### GIVEN EXERCISE
Copy every line of the data in which the word "except" occurs.

### INFORMATION GIVEN
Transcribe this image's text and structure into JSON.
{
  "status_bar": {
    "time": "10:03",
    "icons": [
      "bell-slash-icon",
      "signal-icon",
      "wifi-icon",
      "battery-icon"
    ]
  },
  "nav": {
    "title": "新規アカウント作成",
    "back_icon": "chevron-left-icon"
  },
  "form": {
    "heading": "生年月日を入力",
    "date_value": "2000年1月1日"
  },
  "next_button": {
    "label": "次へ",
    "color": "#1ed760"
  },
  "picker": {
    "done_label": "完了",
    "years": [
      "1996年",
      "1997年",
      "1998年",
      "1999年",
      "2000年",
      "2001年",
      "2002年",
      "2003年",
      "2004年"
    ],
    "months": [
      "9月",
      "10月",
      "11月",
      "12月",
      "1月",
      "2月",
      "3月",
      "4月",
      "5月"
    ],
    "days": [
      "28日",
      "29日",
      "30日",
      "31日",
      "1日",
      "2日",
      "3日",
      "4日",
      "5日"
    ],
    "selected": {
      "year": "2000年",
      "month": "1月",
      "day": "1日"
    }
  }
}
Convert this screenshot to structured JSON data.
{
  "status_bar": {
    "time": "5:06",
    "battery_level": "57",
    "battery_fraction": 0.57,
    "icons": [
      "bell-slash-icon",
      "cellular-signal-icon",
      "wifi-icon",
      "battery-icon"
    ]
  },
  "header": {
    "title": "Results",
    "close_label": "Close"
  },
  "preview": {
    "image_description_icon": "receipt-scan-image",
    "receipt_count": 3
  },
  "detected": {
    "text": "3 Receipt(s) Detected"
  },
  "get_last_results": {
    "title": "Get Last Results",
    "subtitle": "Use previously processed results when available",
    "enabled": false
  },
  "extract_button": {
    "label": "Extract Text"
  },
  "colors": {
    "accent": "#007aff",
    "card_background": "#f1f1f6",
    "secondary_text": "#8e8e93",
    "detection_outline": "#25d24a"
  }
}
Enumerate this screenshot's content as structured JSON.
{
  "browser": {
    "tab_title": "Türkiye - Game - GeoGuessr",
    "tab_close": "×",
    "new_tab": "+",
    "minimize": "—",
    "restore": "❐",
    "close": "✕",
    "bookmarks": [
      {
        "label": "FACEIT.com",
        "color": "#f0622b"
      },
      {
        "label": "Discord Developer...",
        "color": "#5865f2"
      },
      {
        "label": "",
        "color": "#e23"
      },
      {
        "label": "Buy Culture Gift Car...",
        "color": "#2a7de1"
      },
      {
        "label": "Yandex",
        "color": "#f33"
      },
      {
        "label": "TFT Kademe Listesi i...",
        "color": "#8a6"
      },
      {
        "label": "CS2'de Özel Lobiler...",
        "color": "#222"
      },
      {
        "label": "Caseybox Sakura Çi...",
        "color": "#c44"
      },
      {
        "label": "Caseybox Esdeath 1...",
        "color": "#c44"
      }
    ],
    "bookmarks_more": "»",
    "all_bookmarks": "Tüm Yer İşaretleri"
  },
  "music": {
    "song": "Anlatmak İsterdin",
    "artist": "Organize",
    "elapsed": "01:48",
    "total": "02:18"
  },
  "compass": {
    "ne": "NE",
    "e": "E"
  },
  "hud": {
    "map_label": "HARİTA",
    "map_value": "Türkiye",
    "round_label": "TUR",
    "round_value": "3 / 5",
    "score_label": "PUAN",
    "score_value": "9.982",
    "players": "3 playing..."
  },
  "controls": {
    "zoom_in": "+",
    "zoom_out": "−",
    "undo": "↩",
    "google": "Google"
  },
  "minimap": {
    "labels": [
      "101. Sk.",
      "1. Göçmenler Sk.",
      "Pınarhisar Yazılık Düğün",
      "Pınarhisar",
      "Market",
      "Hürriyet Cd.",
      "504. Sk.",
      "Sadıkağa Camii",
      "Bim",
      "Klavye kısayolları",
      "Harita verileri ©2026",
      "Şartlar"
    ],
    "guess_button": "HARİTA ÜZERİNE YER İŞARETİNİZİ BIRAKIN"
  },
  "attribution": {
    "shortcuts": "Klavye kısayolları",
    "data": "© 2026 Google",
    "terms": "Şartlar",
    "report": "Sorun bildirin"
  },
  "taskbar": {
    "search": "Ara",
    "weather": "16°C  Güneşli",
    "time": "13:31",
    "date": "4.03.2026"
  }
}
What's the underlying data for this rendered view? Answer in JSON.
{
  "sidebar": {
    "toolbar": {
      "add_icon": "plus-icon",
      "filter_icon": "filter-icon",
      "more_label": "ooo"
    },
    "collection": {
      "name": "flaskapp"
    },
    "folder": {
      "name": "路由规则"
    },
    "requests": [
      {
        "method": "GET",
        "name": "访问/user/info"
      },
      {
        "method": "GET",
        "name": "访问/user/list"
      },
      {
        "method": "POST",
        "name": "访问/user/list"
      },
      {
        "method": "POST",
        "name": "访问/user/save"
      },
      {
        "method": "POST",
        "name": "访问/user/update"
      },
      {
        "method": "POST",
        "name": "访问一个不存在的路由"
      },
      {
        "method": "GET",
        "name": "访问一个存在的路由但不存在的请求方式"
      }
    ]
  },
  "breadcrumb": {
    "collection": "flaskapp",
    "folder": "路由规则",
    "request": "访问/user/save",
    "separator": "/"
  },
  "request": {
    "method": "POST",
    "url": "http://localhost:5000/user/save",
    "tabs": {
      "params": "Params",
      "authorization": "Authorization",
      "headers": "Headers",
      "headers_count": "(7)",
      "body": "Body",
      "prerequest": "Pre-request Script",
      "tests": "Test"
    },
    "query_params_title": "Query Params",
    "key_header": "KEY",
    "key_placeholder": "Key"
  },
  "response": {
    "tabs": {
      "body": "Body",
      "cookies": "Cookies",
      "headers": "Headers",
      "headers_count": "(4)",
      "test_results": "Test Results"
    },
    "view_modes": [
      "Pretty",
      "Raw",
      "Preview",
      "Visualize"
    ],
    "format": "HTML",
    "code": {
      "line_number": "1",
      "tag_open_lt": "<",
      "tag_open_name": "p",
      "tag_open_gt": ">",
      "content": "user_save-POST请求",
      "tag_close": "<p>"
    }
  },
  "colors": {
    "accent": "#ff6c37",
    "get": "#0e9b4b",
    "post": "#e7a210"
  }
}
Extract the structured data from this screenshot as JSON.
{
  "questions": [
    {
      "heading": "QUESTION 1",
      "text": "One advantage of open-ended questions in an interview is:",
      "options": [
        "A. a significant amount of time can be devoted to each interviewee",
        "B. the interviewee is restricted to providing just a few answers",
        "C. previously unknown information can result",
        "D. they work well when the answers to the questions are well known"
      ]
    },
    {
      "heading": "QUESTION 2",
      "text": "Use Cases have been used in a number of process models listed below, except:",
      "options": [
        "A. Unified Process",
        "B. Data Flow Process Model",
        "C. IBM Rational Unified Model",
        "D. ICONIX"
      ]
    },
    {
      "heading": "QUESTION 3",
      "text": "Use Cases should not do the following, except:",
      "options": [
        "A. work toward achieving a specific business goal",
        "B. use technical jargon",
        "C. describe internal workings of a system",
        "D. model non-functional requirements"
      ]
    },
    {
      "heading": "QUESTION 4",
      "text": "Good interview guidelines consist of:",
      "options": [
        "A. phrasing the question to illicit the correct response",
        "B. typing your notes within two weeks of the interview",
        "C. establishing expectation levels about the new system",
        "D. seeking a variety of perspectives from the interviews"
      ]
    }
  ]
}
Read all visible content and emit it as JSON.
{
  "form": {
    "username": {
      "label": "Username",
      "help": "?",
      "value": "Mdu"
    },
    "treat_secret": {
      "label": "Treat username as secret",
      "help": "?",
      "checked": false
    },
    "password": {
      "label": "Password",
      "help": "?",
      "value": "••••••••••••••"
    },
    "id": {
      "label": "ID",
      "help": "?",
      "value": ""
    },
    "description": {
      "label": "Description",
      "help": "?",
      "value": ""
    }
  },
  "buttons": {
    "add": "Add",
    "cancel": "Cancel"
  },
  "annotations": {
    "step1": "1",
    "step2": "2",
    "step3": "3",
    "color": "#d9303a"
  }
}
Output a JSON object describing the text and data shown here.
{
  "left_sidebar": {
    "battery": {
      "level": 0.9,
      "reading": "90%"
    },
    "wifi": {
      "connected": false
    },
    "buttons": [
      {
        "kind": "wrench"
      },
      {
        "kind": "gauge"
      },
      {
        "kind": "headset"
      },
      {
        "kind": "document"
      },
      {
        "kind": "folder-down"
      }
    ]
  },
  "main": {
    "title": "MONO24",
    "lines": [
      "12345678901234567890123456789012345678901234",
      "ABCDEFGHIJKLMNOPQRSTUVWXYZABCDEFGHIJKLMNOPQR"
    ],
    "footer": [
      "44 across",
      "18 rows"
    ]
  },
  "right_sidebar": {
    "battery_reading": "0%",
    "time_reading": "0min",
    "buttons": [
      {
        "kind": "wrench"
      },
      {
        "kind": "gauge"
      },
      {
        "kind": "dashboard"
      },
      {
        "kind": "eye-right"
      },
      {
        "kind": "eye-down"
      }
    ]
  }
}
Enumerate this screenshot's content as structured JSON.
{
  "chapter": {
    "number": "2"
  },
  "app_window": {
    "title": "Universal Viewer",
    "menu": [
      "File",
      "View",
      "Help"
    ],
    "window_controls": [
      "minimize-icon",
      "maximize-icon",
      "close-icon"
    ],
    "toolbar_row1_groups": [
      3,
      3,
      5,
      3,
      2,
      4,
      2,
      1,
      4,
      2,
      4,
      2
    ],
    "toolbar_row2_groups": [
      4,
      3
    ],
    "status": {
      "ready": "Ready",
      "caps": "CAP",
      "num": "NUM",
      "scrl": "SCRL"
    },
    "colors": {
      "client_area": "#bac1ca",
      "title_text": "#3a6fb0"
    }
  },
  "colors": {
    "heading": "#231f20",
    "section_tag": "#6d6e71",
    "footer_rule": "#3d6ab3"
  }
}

### OUTPUT FOR THIS EXERCISE
      "text": "Use Cases have been used in a number of process models listed below, except:",
      "text": "Use Cases should not do the following, except:",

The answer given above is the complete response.